- What you should do -
Return the listing below in full, with every line exactly as it is.

(Records from a collection of figures)

-- begin --

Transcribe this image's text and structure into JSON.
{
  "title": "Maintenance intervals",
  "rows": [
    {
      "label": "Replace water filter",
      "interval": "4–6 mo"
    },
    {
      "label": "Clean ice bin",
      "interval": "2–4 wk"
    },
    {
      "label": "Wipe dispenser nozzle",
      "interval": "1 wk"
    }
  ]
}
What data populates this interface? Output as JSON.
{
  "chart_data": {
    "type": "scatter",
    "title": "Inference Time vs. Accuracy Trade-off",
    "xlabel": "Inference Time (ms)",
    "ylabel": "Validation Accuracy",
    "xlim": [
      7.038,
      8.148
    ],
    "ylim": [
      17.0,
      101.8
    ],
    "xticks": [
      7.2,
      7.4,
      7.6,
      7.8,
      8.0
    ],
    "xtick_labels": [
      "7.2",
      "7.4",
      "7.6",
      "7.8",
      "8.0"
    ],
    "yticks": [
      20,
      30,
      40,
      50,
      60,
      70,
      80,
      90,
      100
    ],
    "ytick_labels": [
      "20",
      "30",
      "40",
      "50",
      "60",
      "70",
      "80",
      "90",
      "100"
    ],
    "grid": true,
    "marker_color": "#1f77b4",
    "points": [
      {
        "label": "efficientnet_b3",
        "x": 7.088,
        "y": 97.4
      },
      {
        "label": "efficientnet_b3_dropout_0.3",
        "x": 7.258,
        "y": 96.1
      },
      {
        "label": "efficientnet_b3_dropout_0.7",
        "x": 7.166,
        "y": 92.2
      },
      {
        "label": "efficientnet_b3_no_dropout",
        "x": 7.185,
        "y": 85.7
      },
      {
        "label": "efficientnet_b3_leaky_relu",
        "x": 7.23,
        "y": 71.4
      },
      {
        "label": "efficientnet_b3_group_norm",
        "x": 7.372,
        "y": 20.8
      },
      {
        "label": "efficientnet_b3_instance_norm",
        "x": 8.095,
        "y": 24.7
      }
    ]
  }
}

-- end --

- Output for this exercise -
Transcribe this image's text and structure into JSON.
{
  "title": "Maintenance intervals",
  "rows": [
    {
      "label": "Replace water filter",
      "interval": "4–6 mo"
    },
    {
      "label": "Clean ice bin",
      "interval": "2–4 wk"
    },
    {
      "label": "Wipe dispenser nozzle",
      "interval": "1 wk"
    }
  ]
}
What data populates this interface? Output as JSON.
{
  "chart_data": {
    "type": "scatter",
    "title": "Inference Time vs. Accuracy Trade-off",
    "xlabel": "Inference Time (ms)",
    "ylabel": "Validation Accuracy",
    "xlim": [
      7.038,
      8.148
    ],
    "ylim": [
      17.0,
      101.8
    ],
    "xticks": [
      7.2,
      7.4,
      7.6,
      7.8,
      8.0
    ],
    "xtick_labels": [
      "7.2",
      "7.4",
      "7.6",
      "7.8",
      "8.0"
    ],
    "yticks": [
      20,
      30,
      40,
      50,
      60,
      70,
      80,
      90,
      100
    ],
    "ytick_labels": [
      "20",
      "30",
      "40",
      "50",
      "60",
      "70",
      "80",
      "90",
      "100"
    ],
    "grid": true,
    "marker_color": "#1f77b4",
    "points": [
      {
        "label": "efficientnet_b3",
        "x": 7.088,
        "y": 97.4
      },
      {
        "label": "efficientnet_b3_dropout_0.3",
        "x": 7.258,
        "y": 96.1
      },
      {
        "label": "efficientnet_b3_dropout_0.7",
        "x": 7.166,
        "y": 92.2
      },
      {
        "label": "efficientnet_b3_no_dropout",
        "x": 7.185,
        "y": 85.7
      },
      {
        "label": "efficientnet_b3_leaky_relu",
        "x": 7.23,
        "y": 71.4
      },
      {
        "label": "efficientnet_b3_group_norm",
        "x": 7.372,
        "y": 20.8
      },
      {
        "label": "efficientnet_b3_instance_norm",
        "x": 8.095,
        "y": 24.7
      }
    ]
  }
}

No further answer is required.